Problem
Determine how many lines in the items below contain the string "业务能力全靠吹". Reply with only that number.
>> start Record set
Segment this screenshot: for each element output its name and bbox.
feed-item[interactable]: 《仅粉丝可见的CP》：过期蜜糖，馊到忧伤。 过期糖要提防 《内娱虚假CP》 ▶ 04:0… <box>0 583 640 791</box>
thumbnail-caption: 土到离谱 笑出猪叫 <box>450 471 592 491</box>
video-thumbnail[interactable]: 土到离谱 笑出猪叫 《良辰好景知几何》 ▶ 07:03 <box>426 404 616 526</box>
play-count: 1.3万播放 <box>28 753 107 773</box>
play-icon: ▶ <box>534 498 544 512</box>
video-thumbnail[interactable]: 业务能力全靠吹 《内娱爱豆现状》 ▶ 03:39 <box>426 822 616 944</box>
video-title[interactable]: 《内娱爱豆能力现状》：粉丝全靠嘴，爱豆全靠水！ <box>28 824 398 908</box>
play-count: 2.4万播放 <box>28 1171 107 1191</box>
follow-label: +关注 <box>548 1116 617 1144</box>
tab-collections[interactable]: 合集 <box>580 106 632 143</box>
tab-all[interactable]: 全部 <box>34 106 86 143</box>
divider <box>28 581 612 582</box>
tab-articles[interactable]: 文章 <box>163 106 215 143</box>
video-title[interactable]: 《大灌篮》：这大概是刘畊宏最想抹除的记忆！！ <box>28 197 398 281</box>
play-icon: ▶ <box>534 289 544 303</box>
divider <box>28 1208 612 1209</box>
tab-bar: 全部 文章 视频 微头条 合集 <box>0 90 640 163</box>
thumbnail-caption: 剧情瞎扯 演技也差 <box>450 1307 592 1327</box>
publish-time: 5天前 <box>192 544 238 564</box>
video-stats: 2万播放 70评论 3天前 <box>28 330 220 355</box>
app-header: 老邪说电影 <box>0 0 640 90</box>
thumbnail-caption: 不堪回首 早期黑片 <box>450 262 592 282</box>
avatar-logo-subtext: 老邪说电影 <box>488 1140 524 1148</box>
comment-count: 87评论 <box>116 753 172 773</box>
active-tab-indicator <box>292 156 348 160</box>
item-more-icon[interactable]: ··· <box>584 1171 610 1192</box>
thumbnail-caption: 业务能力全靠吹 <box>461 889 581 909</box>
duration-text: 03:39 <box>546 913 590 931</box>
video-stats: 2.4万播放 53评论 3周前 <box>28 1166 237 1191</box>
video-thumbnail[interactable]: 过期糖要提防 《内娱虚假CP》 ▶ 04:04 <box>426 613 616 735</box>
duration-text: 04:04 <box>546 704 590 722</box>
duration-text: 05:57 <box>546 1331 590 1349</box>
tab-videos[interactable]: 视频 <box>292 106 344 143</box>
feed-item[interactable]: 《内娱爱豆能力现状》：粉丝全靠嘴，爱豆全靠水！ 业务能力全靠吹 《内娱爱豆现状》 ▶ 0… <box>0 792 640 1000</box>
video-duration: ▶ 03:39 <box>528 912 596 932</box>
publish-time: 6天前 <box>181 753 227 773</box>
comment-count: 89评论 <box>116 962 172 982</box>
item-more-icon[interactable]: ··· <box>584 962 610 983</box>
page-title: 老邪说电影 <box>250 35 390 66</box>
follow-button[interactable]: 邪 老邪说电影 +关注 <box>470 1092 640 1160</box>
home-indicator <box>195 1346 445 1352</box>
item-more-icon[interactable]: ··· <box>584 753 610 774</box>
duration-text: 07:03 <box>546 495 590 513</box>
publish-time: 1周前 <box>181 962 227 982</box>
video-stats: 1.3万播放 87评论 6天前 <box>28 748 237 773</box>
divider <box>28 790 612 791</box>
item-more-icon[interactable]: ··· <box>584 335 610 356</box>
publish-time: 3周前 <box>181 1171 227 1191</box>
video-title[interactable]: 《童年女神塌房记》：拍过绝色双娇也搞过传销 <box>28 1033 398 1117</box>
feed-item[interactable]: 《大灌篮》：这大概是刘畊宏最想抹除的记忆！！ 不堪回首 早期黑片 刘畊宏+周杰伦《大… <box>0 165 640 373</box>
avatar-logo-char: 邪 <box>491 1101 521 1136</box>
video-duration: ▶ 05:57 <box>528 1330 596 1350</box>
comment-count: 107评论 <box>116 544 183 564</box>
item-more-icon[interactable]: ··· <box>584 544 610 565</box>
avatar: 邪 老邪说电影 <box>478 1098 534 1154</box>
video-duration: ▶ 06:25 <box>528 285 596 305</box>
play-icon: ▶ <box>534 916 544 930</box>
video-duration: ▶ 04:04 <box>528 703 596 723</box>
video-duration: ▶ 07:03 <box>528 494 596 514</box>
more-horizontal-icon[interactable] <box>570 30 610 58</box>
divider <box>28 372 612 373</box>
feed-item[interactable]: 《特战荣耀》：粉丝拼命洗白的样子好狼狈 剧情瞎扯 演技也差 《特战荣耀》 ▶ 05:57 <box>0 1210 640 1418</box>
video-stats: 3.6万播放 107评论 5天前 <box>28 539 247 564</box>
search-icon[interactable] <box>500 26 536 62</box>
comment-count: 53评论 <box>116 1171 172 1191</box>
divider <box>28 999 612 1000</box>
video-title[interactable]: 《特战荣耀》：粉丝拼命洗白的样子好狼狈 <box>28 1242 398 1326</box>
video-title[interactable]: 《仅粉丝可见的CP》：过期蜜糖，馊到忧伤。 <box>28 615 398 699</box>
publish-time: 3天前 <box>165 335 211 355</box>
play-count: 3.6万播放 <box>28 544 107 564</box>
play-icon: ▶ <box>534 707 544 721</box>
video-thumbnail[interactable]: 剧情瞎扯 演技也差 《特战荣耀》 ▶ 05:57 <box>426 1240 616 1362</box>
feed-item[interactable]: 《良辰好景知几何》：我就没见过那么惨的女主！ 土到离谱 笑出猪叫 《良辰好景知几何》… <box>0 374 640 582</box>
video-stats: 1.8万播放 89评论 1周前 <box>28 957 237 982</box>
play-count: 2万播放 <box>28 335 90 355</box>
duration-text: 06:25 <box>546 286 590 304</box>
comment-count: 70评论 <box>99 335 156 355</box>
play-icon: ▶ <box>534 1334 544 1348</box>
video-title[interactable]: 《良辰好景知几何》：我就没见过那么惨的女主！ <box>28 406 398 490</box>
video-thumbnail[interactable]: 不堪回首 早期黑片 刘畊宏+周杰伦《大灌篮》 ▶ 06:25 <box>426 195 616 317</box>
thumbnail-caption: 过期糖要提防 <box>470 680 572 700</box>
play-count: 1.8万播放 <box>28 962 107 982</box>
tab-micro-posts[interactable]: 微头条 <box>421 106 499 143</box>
>> end Record set
Written response
3